Problem to solve: Print all entries precisely as they are written.

Data in this exercise:
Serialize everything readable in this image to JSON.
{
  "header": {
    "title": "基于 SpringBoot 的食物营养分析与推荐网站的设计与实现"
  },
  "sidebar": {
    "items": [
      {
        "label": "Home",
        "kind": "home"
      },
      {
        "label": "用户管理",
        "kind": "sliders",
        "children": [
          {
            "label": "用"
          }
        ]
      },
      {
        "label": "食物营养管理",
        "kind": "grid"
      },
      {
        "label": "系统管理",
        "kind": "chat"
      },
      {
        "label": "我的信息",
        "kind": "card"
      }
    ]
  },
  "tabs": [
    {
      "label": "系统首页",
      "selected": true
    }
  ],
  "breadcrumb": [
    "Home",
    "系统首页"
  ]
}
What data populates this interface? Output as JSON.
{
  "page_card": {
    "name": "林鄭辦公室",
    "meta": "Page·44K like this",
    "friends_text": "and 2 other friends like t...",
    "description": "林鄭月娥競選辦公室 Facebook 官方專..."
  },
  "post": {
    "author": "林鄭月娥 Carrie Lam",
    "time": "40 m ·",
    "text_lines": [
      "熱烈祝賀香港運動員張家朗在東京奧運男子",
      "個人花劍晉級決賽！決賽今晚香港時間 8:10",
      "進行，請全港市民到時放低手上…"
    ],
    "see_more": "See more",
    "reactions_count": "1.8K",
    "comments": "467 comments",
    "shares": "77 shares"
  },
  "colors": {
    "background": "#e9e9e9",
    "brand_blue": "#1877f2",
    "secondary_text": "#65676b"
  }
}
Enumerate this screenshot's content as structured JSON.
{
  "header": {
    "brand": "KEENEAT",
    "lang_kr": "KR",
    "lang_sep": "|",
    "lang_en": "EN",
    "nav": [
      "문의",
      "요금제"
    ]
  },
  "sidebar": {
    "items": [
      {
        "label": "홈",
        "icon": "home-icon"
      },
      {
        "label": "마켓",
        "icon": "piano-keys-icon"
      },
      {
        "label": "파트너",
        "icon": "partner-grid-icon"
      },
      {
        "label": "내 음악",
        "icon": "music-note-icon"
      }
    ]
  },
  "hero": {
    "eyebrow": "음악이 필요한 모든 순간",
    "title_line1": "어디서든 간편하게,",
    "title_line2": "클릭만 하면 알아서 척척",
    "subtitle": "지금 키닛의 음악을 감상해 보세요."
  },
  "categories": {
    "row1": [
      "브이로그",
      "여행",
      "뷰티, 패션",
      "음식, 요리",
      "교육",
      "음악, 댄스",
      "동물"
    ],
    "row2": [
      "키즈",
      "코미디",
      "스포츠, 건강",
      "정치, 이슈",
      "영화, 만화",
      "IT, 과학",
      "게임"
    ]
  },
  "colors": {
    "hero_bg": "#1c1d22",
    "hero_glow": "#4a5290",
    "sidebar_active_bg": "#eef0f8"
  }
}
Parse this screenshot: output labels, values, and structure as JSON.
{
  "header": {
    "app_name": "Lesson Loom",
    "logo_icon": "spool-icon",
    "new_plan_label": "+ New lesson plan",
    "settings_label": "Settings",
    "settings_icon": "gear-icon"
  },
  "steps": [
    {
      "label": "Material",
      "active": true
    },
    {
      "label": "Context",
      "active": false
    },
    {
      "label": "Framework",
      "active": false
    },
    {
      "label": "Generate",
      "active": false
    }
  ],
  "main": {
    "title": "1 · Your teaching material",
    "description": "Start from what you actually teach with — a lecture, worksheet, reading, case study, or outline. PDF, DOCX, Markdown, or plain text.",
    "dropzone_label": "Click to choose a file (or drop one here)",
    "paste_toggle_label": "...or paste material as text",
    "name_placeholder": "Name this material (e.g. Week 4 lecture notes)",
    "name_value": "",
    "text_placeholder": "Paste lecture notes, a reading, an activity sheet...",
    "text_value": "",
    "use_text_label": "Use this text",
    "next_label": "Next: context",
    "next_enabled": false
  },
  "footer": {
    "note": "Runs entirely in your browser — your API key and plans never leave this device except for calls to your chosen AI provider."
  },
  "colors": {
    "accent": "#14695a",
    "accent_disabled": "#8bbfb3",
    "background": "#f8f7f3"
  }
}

Task response:
Serialize everything readable in this image to JSON.
{
  "header": {
    "title": "基于 SpringBoot 的食物营养分析与推荐网站的设计与实现"
  },
  "sidebar": {
    "items": [
      {
        "label": "Home",
        "kind": "home"
      },
      {
        "label": "用户管理",
        "kind": "sliders",
        "children": [
          {
            "label": "用"
          }
        ]
      },
      {
        "label": "食物营养管理",
        "kind": "grid"
      },
      {
        "label": "系统管理",
        "kind": "chat"
      },
      {
        "label": "我的信息",
        "kind": "card"
      }
    ]
  },
  "tabs": [
    {
      "label": "系统首页",
      "selected": true
    }
  ],
  "breadcrumb": [
    "Home",
    "系统首页"
  ]
}
What data populates this interface? Output as JSON.
{
  "page_card": {
    "name": "林鄭辦公室",
    "meta": "Page·44K like this",
    "friends_text": "and 2 other friends like t...",
    "description": "林鄭月娥競選辦公室 Facebook 官方專..."
  },
  "post": {
    "author": "林鄭月娥 Carrie Lam",
    "time": "40 m ·",
    "text_lines": [
      "熱烈祝賀香港運動員張家朗在東京奧運男子",
      "個人花劍晉級決賽！決賽今晚香港時間 8:10",
      "進行，請全港市民到時放低手上…"
    ],
    "see_more": "See more",
    "reactions_count": "1.8K",
    "comments": "467 comments",
    "shares": "77 shares"
  },
  "colors": {
    "background": "#e9e9e9",
    "brand_blue": "#1877f2",
    "secondary_text": "#65676b"
  }
}
Enumerate this screenshot's content as structured JSON.
{
  "header": {
    "brand": "KEENEAT",
    "lang_kr": "KR",
    "lang_sep": "|",
    "lang_en": "EN",
    "nav": [
      "문의",
      "요금제"
    ]
  },
  "sidebar": {
    "items": [
      {
        "label": "홈",
        "icon": "home-icon"
      },
      {
        "label": "마켓",
        "icon": "piano-keys-icon"
      },
      {
        "label": "파트너",
        "icon": "partner-grid-icon"
      },
      {
        "label": "내 음악",
        "icon": "music-note-icon"
      }
    ]
  },
  "hero": {
    "eyebrow": "음악이 필요한 모든 순간",
    "title_line1": "어디서든 간편하게,",
    "title_line2": "클릭만 하면 알아서 척척",
    "subtitle": "지금 키닛의 음악을 감상해 보세요."
  },
  "categories": {
    "row1": [
      "브이로그",
      "여행",
      "뷰티, 패션",
      "음식, 요리",
      "교육",
      "음악, 댄스",
      "동물"
    ],
    "row2": [
      "키즈",
      "코미디",
      "스포츠, 건강",
      "정치, 이슈",
      "영화, 만화",
      "IT, 과학",
      "게임"
    ]
  },
  "colors": {
    "hero_bg": "#1c1d22",
    "hero_glow": "#4a5290",
    "sidebar_active_bg": "#eef0f8"
  }
}
Parse this screenshot: output labels, values, and structure as JSON.
{
  "header": {
    "app_name": "Lesson Loom",
    "logo_icon": "spool-icon",
    "new_plan_label": "+ New lesson plan",
    "settings_label": "Settings",
    "settings_icon": "gear-icon"
  },
  "steps": [
    {
      "label": "Material",
      "active": true
    },
    {
      "label": "Context",
      "active": false
    },
    {
      "label": "Framework",
      "active": false
    },
    {
      "label": "Generate",
      "active": false
    }
  ],
  "main": {
    "title": "1 · Your teaching material",
    "description": "Start from what you actually teach with — a lecture, worksheet, reading, case study, or outline. PDF, DOCX, Markdown, or plain text.",
    "dropzone_label": "Click to choose a file (or drop one here)",
    "paste_toggle_label": "...or paste material as text",
    "name_placeholder": "Name this material (e.g. Week 4 lecture notes)",
    "name_value": "",
    "text_placeholder": "Paste lecture notes, a reading, an activity sheet...",
    "text_value": "",
    "use_text_label": "Use this text",
    "next_label": "Next: context",
    "next_enabled": false
  },
  "footer": {
    "note": "Runs entirely in your browser — your API key and plans never leave this device except for calls to your chosen AI provider."
  },
  "colors": {
    "accent": "#14695a",
    "accent_disabled": "#8bbfb3",
    "background": "#f8f7f3"
  }
}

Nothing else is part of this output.